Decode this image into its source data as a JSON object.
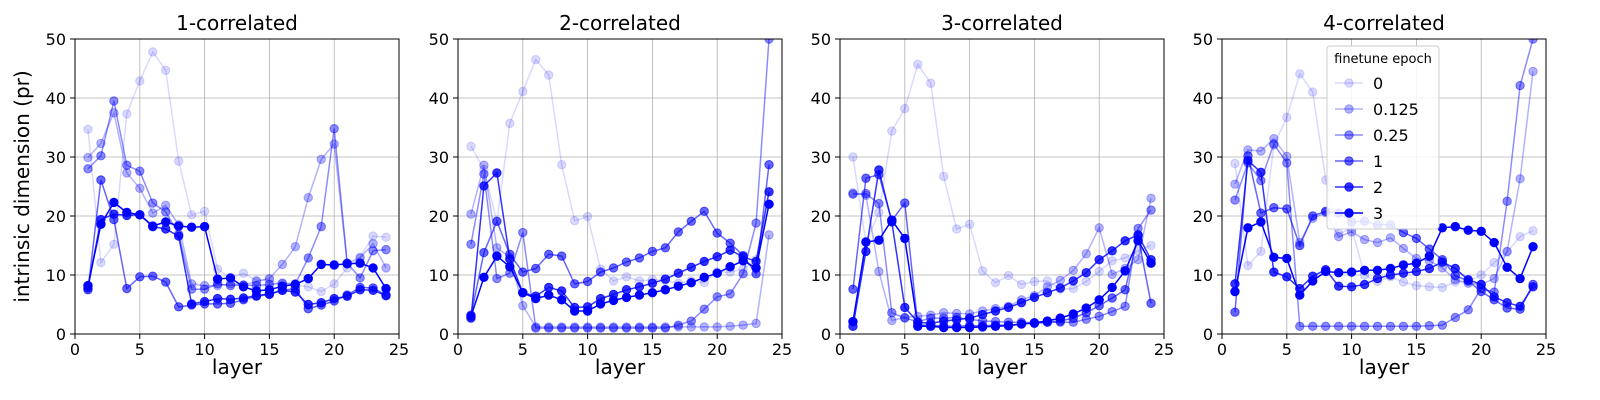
{
  "colors": {
    "series": "#0000ff",
    "grid": "#b0b0b0",
    "axis": "#000000"
  },
  "legend": {
    "title": "finetune epoch",
    "placement": "in-panel-4-upper-center"
  },
  "chart_data": [
    {
      "type": "line",
      "title": "1-correlated",
      "xlabel": "layer",
      "ylabel": "intrinsic dimension (pr)",
      "xlim": [
        0,
        25
      ],
      "ylim": [
        0,
        50
      ],
      "xticks": [
        0,
        5,
        10,
        15,
        20,
        25
      ],
      "yticks": [
        0,
        10,
        20,
        30,
        40,
        50
      ],
      "grid": true,
      "x": [
        1,
        2,
        3,
        4,
        5,
        6,
        7,
        8,
        9,
        10,
        11,
        12,
        13,
        14,
        15,
        16,
        17,
        18,
        19,
        20,
        21,
        22,
        23,
        24
      ],
      "series": [
        {
          "name": "0",
          "opacity": 0.15,
          "values": [
            34.7,
            12.1,
            15.2,
            37.3,
            42.9,
            47.8,
            44.7,
            29.3,
            20.2,
            20.8,
            11.0,
            9.5,
            10.3,
            9.1,
            9.2,
            8.4,
            8.3,
            8.0,
            7.2,
            8.5,
            11.2,
            13.0,
            16.6,
            16.4
          ]
        },
        {
          "name": "0.125",
          "opacity": 0.3,
          "values": [
            29.9,
            32.3,
            37.5,
            27.3,
            24.7,
            20.5,
            21.8,
            18.5,
            8.5,
            8.2,
            8.2,
            8.5,
            8.3,
            8.9,
            9.4,
            11.8,
            14.8,
            23.1,
            29.6,
            32.2,
            12.0,
            12.9,
            15.3,
            11.2
          ]
        },
        {
          "name": "0.25",
          "opacity": 0.45,
          "values": [
            28.0,
            30.2,
            39.5,
            28.6,
            27.6,
            22.2,
            20.7,
            16.9,
            7.6,
            7.6,
            8.5,
            8.2,
            8.3,
            8.2,
            8.4,
            8.6,
            8.5,
            12.9,
            18.2,
            34.8,
            12.0,
            9.5,
            14.1,
            14.3
          ]
        },
        {
          "name": "1",
          "opacity": 0.6,
          "values": [
            7.5,
            26.1,
            19.4,
            7.7,
            9.7,
            9.8,
            8.8,
            4.6,
            4.9,
            5.1,
            5.1,
            5.2,
            5.8,
            6.4,
            6.7,
            7.4,
            7.7,
            4.3,
            4.9,
            5.6,
            6.6,
            7.9,
            7.8,
            6.6
          ]
        },
        {
          "name": "2",
          "opacity": 0.8,
          "values": [
            7.8,
            19.4,
            20.3,
            20.1,
            20.2,
            18.2,
            17.8,
            16.6,
            5.1,
            5.5,
            6.0,
            5.9,
            6.1,
            6.5,
            6.8,
            7.4,
            7.1,
            5.0,
            5.3,
            6.0,
            6.4,
            7.5,
            7.4,
            6.5
          ]
        },
        {
          "name": "3",
          "opacity": 1.0,
          "values": [
            8.2,
            18.6,
            22.3,
            20.6,
            20.2,
            18.3,
            19.0,
            18.3,
            18.1,
            18.2,
            9.3,
            9.5,
            8.0,
            7.3,
            7.5,
            8.1,
            8.4,
            9.4,
            11.8,
            11.7,
            11.9,
            12.0,
            11.2,
            7.7
          ]
        }
      ]
    },
    {
      "type": "line",
      "title": "2-correlated",
      "xlabel": "layer",
      "ylabel": "",
      "xlim": [
        0,
        25
      ],
      "ylim": [
        0,
        50
      ],
      "xticks": [
        0,
        5,
        10,
        15,
        20,
        25
      ],
      "yticks": [
        0,
        10,
        20,
        30,
        40,
        50
      ],
      "grid": true,
      "x": [
        1,
        2,
        3,
        4,
        5,
        6,
        7,
        8,
        9,
        10,
        11,
        12,
        13,
        14,
        15,
        16,
        17,
        18,
        19,
        20,
        21,
        22,
        23,
        24
      ],
      "series": [
        {
          "name": "0",
          "opacity": 0.15,
          "values": [
            31.8,
            27.9,
            19.1,
            35.7,
            41.1,
            46.5,
            43.9,
            28.7,
            19.2,
            19.9,
            11.0,
            9.0,
            9.7,
            9.0,
            9.2,
            9.1,
            8.6,
            9.0,
            8.7,
            10.5,
            10.5,
            11.0,
            12.6,
            22.0
          ]
        },
        {
          "name": "0.125",
          "opacity": 0.3,
          "values": [
            20.3,
            28.6,
            14.6,
            13.0,
            4.8,
            1.2,
            1.2,
            1.2,
            1.2,
            1.2,
            1.2,
            1.2,
            1.2,
            1.2,
            1.2,
            1.2,
            1.2,
            1.2,
            1.2,
            1.2,
            1.3,
            1.5,
            1.8,
            16.8
          ]
        },
        {
          "name": "0.25",
          "opacity": 0.45,
          "values": [
            15.2,
            27.1,
            9.4,
            10.3,
            17.2,
            1.0,
            1.0,
            1.0,
            1.0,
            1.0,
            1.0,
            1.0,
            1.0,
            1.0,
            1.0,
            1.0,
            1.5,
            2.2,
            4.2,
            6.3,
            6.8,
            10.2,
            18.8,
            50.0
          ]
        },
        {
          "name": "1",
          "opacity": 0.6,
          "values": [
            3.2,
            13.8,
            19.1,
            13.5,
            10.5,
            11.1,
            13.5,
            13.2,
            8.5,
            8.9,
            10.5,
            11.2,
            12.2,
            12.9,
            14.0,
            14.6,
            17.3,
            19.1,
            20.8,
            17.1,
            15.4,
            13.3,
            10.2,
            28.7
          ]
        },
        {
          "name": "2",
          "opacity": 0.8,
          "values": [
            2.7,
            25.1,
            27.3,
            12.7,
            7.0,
            6.4,
            7.9,
            7.3,
            4.5,
            4.6,
            6.0,
            6.7,
            7.5,
            8.0,
            8.6,
            9.3,
            10.3,
            11.3,
            12.3,
            13.1,
            14.2,
            13.1,
            12.3,
            24.1
          ]
        },
        {
          "name": "3",
          "opacity": 1.0,
          "values": [
            3.0,
            9.6,
            13.2,
            11.4,
            7.0,
            6.0,
            6.6,
            5.8,
            3.9,
            3.9,
            5.1,
            5.7,
            6.2,
            6.6,
            7.0,
            7.5,
            8.1,
            8.7,
            9.6,
            10.3,
            11.4,
            12.4,
            11.2,
            22.0
          ]
        }
      ]
    },
    {
      "type": "line",
      "title": "3-correlated",
      "xlabel": "layer",
      "ylabel": "",
      "xlim": [
        0,
        25
      ],
      "ylim": [
        0,
        50
      ],
      "xticks": [
        0,
        5,
        10,
        15,
        20,
        25
      ],
      "yticks": [
        0,
        10,
        20,
        30,
        40,
        50
      ],
      "grid": true,
      "x": [
        1,
        2,
        3,
        4,
        5,
        6,
        7,
        8,
        9,
        10,
        11,
        12,
        13,
        14,
        15,
        16,
        17,
        18,
        19,
        20,
        21,
        22,
        23,
        24
      ],
      "series": [
        {
          "name": "0",
          "opacity": 0.15,
          "values": [
            30.0,
            15.5,
            20.6,
            34.4,
            38.2,
            45.7,
            42.5,
            26.7,
            17.8,
            18.6,
            10.7,
            8.7,
            9.9,
            8.4,
            8.9,
            9.0,
            7.6,
            7.7,
            8.9,
            10.6,
            12.4,
            12.9,
            14.1,
            15.0
          ]
        },
        {
          "name": "0.125",
          "opacity": 0.3,
          "values": [
            23.9,
            23.5,
            10.6,
            2.3,
            2.8,
            3.0,
            3.2,
            3.6,
            3.5,
            3.4,
            3.9,
            4.3,
            4.7,
            5.8,
            6.5,
            8.0,
            9.1,
            10.8,
            13.6,
            18.0,
            10.1,
            11.1,
            12.6,
            23.0
          ]
        },
        {
          "name": "0.25",
          "opacity": 0.45,
          "values": [
            23.7,
            23.8,
            22.1,
            3.6,
            2.7,
            2.1,
            2.7,
            2.7,
            2.8,
            2.5,
            2.2,
            2.1,
            2.0,
            2.0,
            1.9,
            2.0,
            2.0,
            2.0,
            2.5,
            3.0,
            3.8,
            4.7,
            17.9,
            21.0
          ]
        },
        {
          "name": "1",
          "opacity": 0.6,
          "values": [
            7.6,
            26.4,
            27.0,
            19.2,
            22.2,
            1.5,
            1.5,
            1.3,
            1.3,
            1.4,
            1.4,
            1.5,
            1.5,
            1.7,
            1.8,
            2.0,
            2.2,
            2.7,
            3.6,
            4.8,
            6.1,
            7.5,
            16.6,
            5.2
          ]
        },
        {
          "name": "2",
          "opacity": 0.8,
          "values": [
            1.3,
            14.0,
            27.8,
            19.0,
            4.5,
            2.0,
            1.8,
            2.2,
            2.4,
            2.7,
            3.3,
            3.9,
            4.5,
            5.3,
            6.2,
            7.0,
            7.8,
            9.0,
            10.4,
            12.6,
            14.1,
            15.8,
            16.8,
            12.6
          ]
        },
        {
          "name": "3",
          "opacity": 1.0,
          "values": [
            2.1,
            15.6,
            15.9,
            19.3,
            16.2,
            1.3,
            1.3,
            1.1,
            1.1,
            1.1,
            1.2,
            1.3,
            1.4,
            1.7,
            1.9,
            2.2,
            2.7,
            3.4,
            4.4,
            5.8,
            7.9,
            10.7,
            15.8,
            12.0
          ]
        }
      ]
    },
    {
      "type": "line",
      "title": "4-correlated",
      "xlabel": "layer",
      "ylabel": "",
      "xlim": [
        0,
        25
      ],
      "ylim": [
        0,
        50
      ],
      "xticks": [
        0,
        5,
        10,
        15,
        20,
        25
      ],
      "yticks": [
        0,
        10,
        20,
        30,
        40,
        50
      ],
      "grid": true,
      "x": [
        1,
        2,
        3,
        4,
        5,
        6,
        7,
        8,
        9,
        10,
        11,
        12,
        13,
        14,
        15,
        16,
        17,
        18,
        19,
        20,
        21,
        22,
        23,
        24
      ],
      "series": [
        {
          "name": "0",
          "opacity": 0.15,
          "values": [
            28.9,
            11.6,
            14.0,
            32.0,
            36.7,
            44.1,
            41.0,
            26.1,
            17.0,
            17.9,
            10.0,
            8.9,
            9.7,
            8.8,
            8.2,
            8.0,
            7.9,
            8.8,
            8.9,
            10.0,
            12.1,
            13.9,
            16.5,
            17.5
          ]
        },
        {
          "name": "0.125",
          "opacity": 0.3,
          "values": [
            25.4,
            31.2,
            31.0,
            33.1,
            30.1,
            15.5,
            19.6,
            20.6,
            16.5,
            17.3,
            16.0,
            15.5,
            16.3,
            14.5,
            12.8,
            12.4,
            11.2,
            9.2,
            8.6,
            8.4,
            9.4,
            14.0,
            26.3,
            44.5
          ]
        },
        {
          "name": "0.25",
          "opacity": 0.45,
          "values": [
            22.7,
            29.0,
            26.0,
            32.2,
            29.0,
            1.3,
            1.3,
            1.3,
            1.3,
            1.3,
            1.3,
            1.3,
            1.3,
            1.3,
            1.3,
            1.4,
            1.5,
            2.8,
            4.1,
            7.7,
            7.1,
            22.5,
            42.1,
            50.0
          ]
        },
        {
          "name": "1",
          "opacity": 0.6,
          "values": [
            3.7,
            30.2,
            20.5,
            21.4,
            21.2,
            15.0,
            20.0,
            20.8,
            20.5,
            19.0,
            19.1,
            18.5,
            18.5,
            17.2,
            16.2,
            14.4,
            12.6,
            9.9,
            9.0,
            7.2,
            5.8,
            4.4,
            4.2,
            8.4
          ]
        },
        {
          "name": "2",
          "opacity": 0.8,
          "values": [
            8.5,
            29.4,
            27.4,
            10.5,
            9.7,
            7.7,
            9.8,
            10.9,
            8.1,
            8.0,
            8.4,
            9.4,
            10.0,
            10.3,
            10.6,
            11.1,
            12.2,
            11.1,
            9.2,
            8.4,
            6.3,
            5.3,
            4.7,
            8.0
          ]
        },
        {
          "name": "3",
          "opacity": 1.0,
          "values": [
            7.2,
            18.0,
            19.0,
            13.0,
            12.8,
            6.6,
            9.0,
            10.6,
            10.4,
            10.5,
            10.8,
            10.8,
            11.1,
            11.7,
            12.0,
            13.2,
            18.0,
            18.2,
            17.6,
            17.4,
            15.5,
            11.3,
            9.4,
            14.8
          ]
        }
      ]
    }
  ]
}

· · · · ·

# [What to produce]
Look through the data and gather every line with the string "title" in it.

# [Answer to this problem]
    "title": "finetune epoch",
      "title": "1-correlated",
      "title": "2-correlated",
      "title": "3-correlated",
      "title": "4-correlated",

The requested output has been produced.